Written request -
Make an exact copy of each entry, leaving out every picture.

Data shown -
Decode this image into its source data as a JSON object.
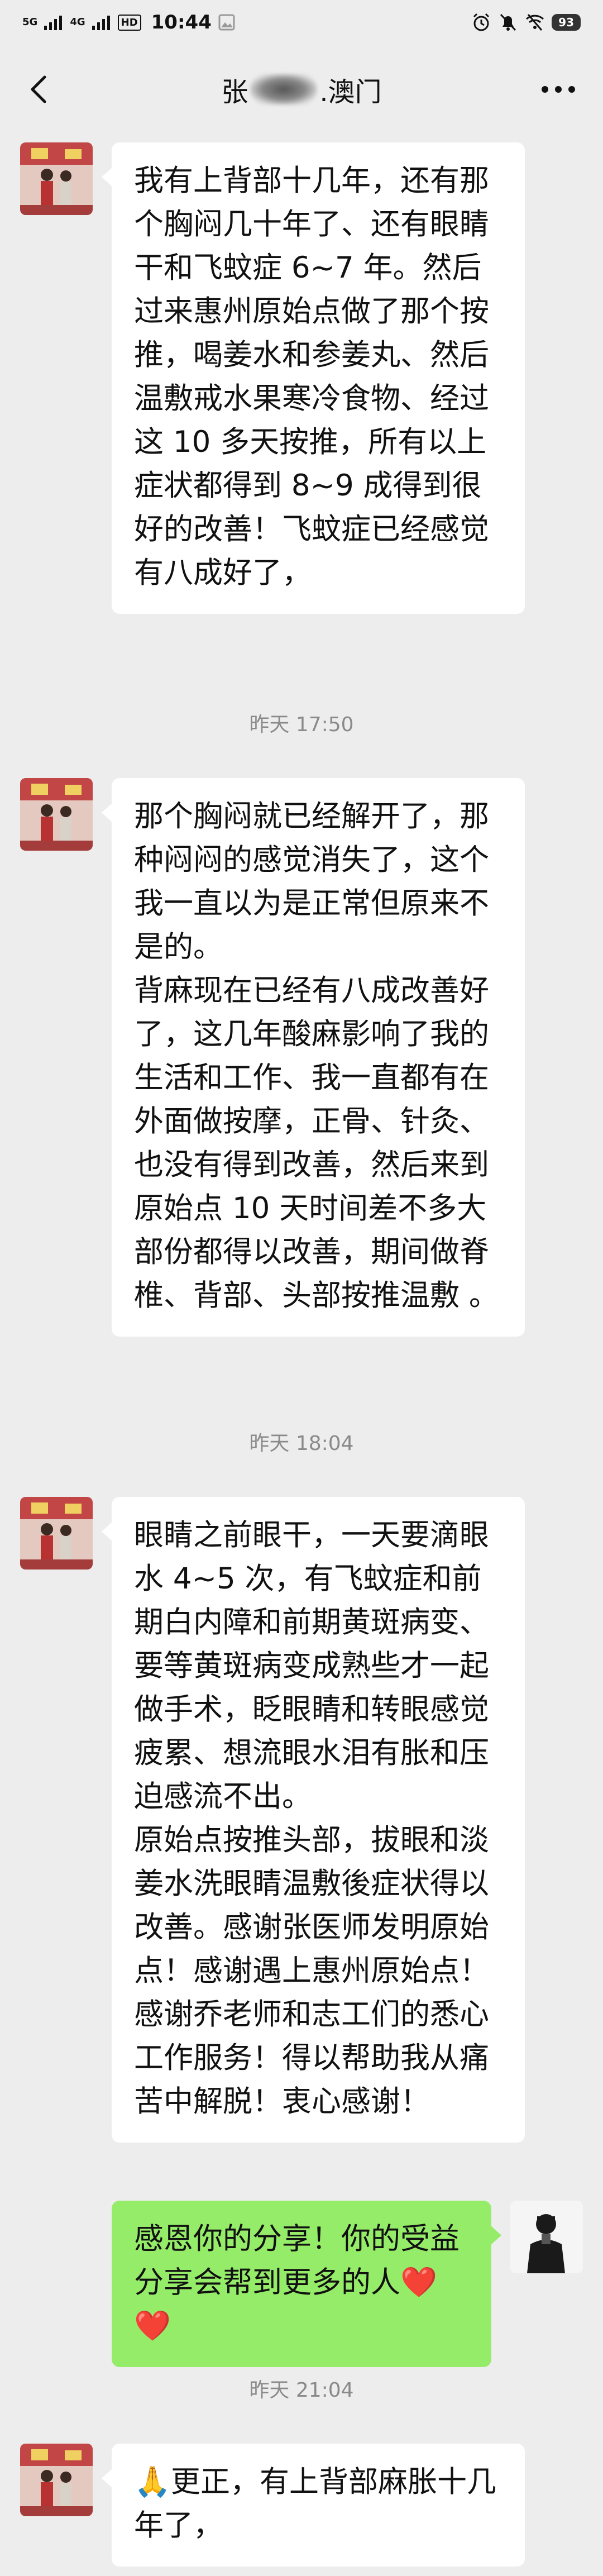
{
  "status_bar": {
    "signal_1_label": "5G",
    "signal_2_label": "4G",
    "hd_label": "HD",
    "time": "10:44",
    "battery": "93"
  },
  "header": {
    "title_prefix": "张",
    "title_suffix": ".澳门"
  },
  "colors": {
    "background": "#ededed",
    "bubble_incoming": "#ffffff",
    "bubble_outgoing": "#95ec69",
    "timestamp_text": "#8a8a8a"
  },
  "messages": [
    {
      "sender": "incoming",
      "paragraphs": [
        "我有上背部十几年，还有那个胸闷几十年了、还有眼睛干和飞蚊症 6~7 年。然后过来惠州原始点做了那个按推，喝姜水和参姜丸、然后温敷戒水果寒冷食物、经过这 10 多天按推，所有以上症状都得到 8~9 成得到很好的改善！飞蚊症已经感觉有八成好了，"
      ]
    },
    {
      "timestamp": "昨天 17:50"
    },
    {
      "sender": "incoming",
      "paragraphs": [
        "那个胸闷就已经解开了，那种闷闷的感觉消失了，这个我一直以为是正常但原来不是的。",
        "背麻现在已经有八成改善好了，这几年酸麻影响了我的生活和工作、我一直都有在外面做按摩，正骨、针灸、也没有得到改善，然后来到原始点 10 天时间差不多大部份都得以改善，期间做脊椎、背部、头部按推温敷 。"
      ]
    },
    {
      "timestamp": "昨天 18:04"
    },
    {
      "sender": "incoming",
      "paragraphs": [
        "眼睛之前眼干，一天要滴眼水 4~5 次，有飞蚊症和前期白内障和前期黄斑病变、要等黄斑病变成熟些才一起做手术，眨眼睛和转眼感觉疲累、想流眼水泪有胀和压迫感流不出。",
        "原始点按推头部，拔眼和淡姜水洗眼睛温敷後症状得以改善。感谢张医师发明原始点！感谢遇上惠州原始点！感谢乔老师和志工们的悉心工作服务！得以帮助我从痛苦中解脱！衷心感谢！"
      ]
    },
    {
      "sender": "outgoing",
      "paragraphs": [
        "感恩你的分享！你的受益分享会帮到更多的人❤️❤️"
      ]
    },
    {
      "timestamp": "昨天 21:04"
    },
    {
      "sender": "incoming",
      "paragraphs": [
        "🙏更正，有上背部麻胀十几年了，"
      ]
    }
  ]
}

Written response -
Decode this image into its source data as a JSON object.
{
  "status_bar": {
    "signal_1_label": "5G",
    "signal_2_label": "4G",
    "hd_label": "HD",
    "time": "10:44",
    "battery": "93"
  },
  "header": {
    "title_prefix": "张",
    "title_suffix": ".澳门"
  },
  "colors": {
    "background": "#ededed",
    "bubble_incoming": "#ffffff",
    "bubble_outgoing": "#95ec69",
    "timestamp_text": "#8a8a8a"
  },
  "messages": [
    {
      "sender": "incoming",
      "paragraphs": [
        "我有上背部十几年，还有那个胸闷几十年了、还有眼睛干和飞蚊症 6~7 年。然后过来惠州原始点做了那个按推，喝姜水和参姜丸、然后温敷戒水果寒冷食物、经过这 10 多天按推，所有以上症状都得到 8~9 成得到很好的改善！飞蚊症已经感觉有八成好了，"
      ]
    },
    {
      "timestamp": "昨天 17:50"
    },
    {
      "sender": "incoming",
      "paragraphs": [
        "那个胸闷就已经解开了，那种闷闷的感觉消失了，这个我一直以为是正常但原来不是的。",
        "背麻现在已经有八成改善好了，这几年酸麻影响了我的生活和工作、我一直都有在外面做按摩，正骨、针灸、也没有得到改善，然后来到原始点 10 天时间差不多大部份都得以改善，期间做脊椎、背部、头部按推温敷 。"
      ]
    },
    {
      "timestamp": "昨天 18:04"
    },
    {
      "sender": "incoming",
      "paragraphs": [
        "眼睛之前眼干，一天要滴眼水 4~5 次，有飞蚊症和前期白内障和前期黄斑病变、要等黄斑病变成熟些才一起做手术，眨眼睛和转眼感觉疲累、想流眼水泪有胀和压迫感流不出。",
        "原始点按推头部，拔眼和淡姜水洗眼睛温敷後症状得以改善。感谢张医师发明原始点！感谢遇上惠州原始点！感谢乔老师和志工们的悉心工作服务！得以帮助我从痛苦中解脱！衷心感谢！"
      ]
    },
    {
      "sender": "outgoing",
      "paragraphs": [
        "感恩你的分享！你的受益分享会帮到更多的人❤️❤️"
      ]
    },
    {
      "timestamp": "昨天 21:04"
    },
    {
      "sender": "incoming",
      "paragraphs": [
        "🙏更正，有上背部麻胀十几年了，"
      ]
    }
  ]
}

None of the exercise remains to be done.